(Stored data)
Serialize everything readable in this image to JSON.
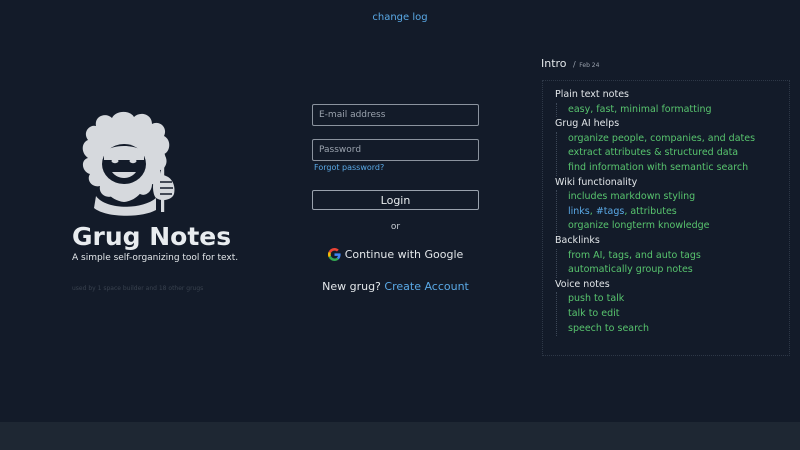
{
  "header": {
    "changelog_label": "change log"
  },
  "brand": {
    "title": "Grug Notes",
    "tagline": "A simple self-organizing tool for text.",
    "footnote": "used by 1 space builder and 18 other grugs"
  },
  "login": {
    "email_placeholder": "E-mail address",
    "password_placeholder": "Password",
    "forgot_label": "Forgot password?",
    "login_label": "Login",
    "or_label": "or",
    "google_label": "Continue with Google",
    "new_prompt": "New grug?",
    "create_label": "Create Account"
  },
  "intro": {
    "title": "Intro",
    "separator": "/",
    "date": "Feb 24",
    "sections": [
      {
        "title": "Plain text notes",
        "items": [
          "easy, fast, minimal formatting"
        ]
      },
      {
        "title": "Grug AI helps",
        "items": [
          "organize people, companies, and dates",
          "extract attributes & structured data",
          "find information with semantic search"
        ]
      },
      {
        "title": "Wiki functionality",
        "items": [
          "includes markdown styling",
          "__links__",
          "organize longterm knowledge"
        ]
      },
      {
        "title": "Backlinks",
        "items": [
          "from AI, tags, and auto tags",
          "automatically group notes"
        ]
      },
      {
        "title": "Voice notes",
        "items": [
          "push to talk",
          "talk to edit",
          "speech to search"
        ]
      }
    ],
    "links_line": {
      "links": "links",
      "sep1": ", ",
      "tags": "#tags",
      "sep2": ", ",
      "attributes": "attributes"
    }
  },
  "colors": {
    "background": "#131b29",
    "link": "#5aa9e6",
    "green": "#58c46e",
    "footer": "#1e2733"
  }
}
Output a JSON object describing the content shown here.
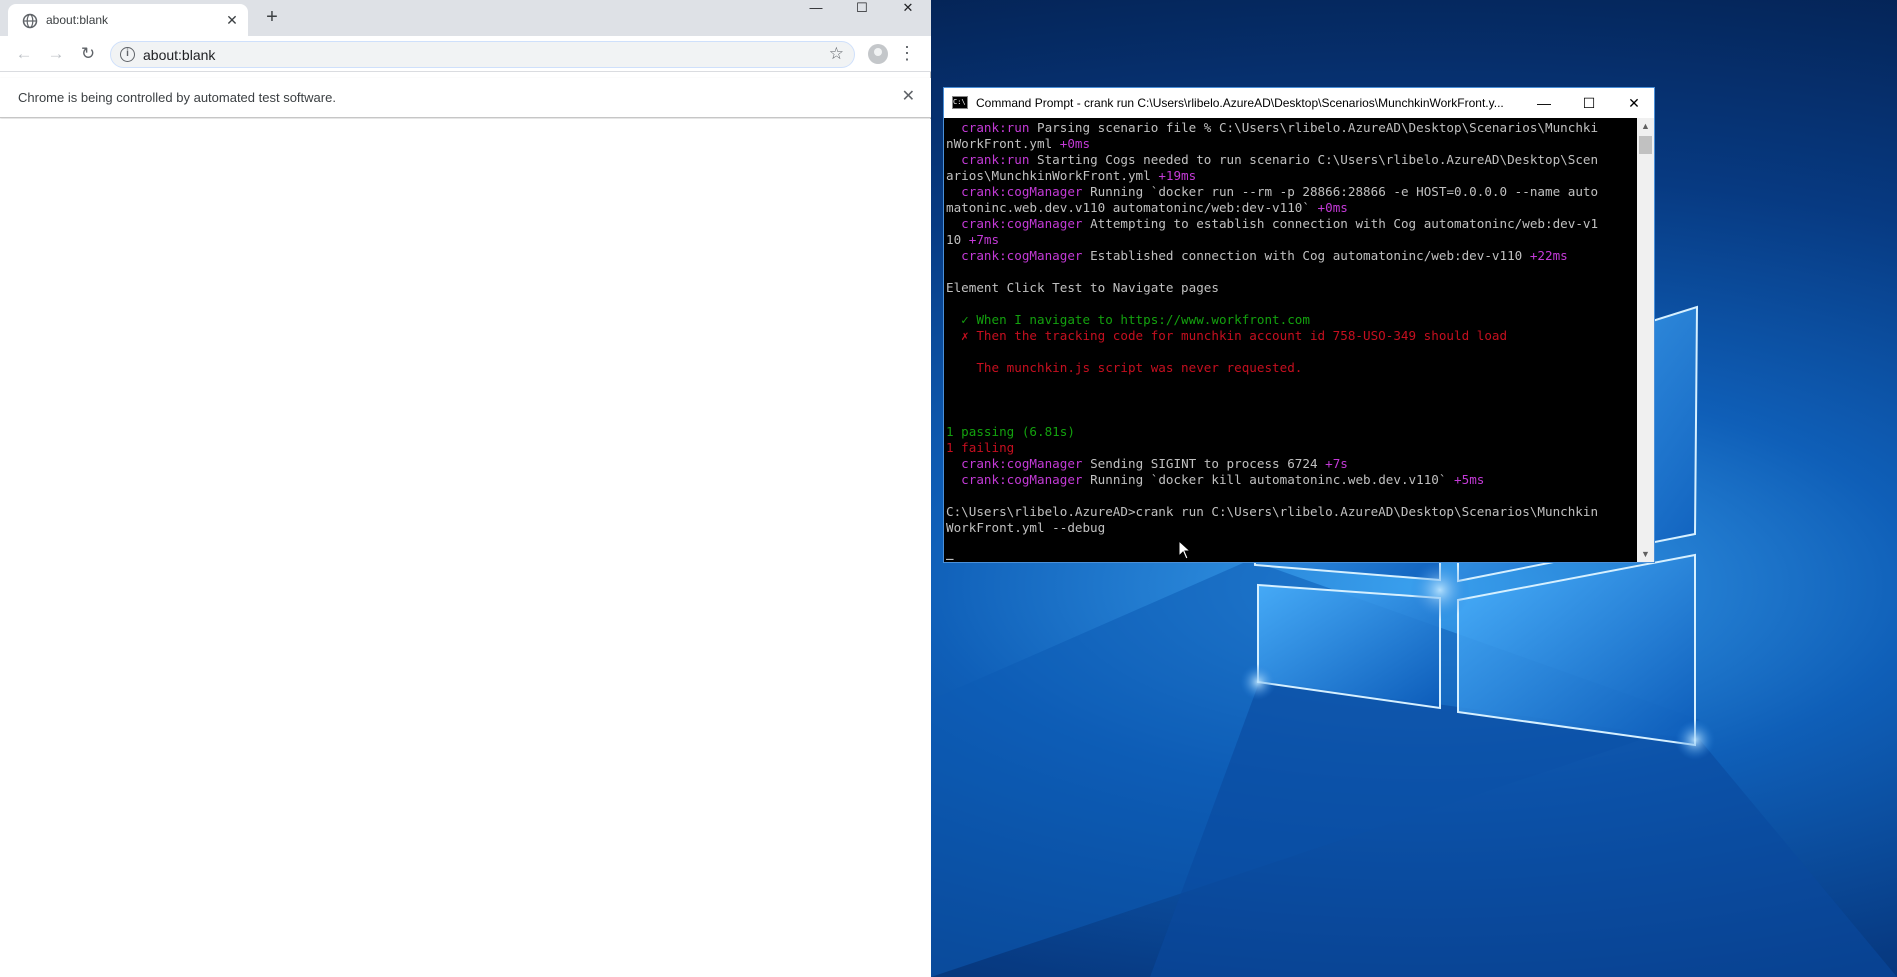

* GIVEN PROBLEM: Find the lines above that contain the word "text" and collect them.

* EXERCISE ANSWER:
    "tagline": "A simple self-organizing tool for text.",
        "title": "Plain text notes",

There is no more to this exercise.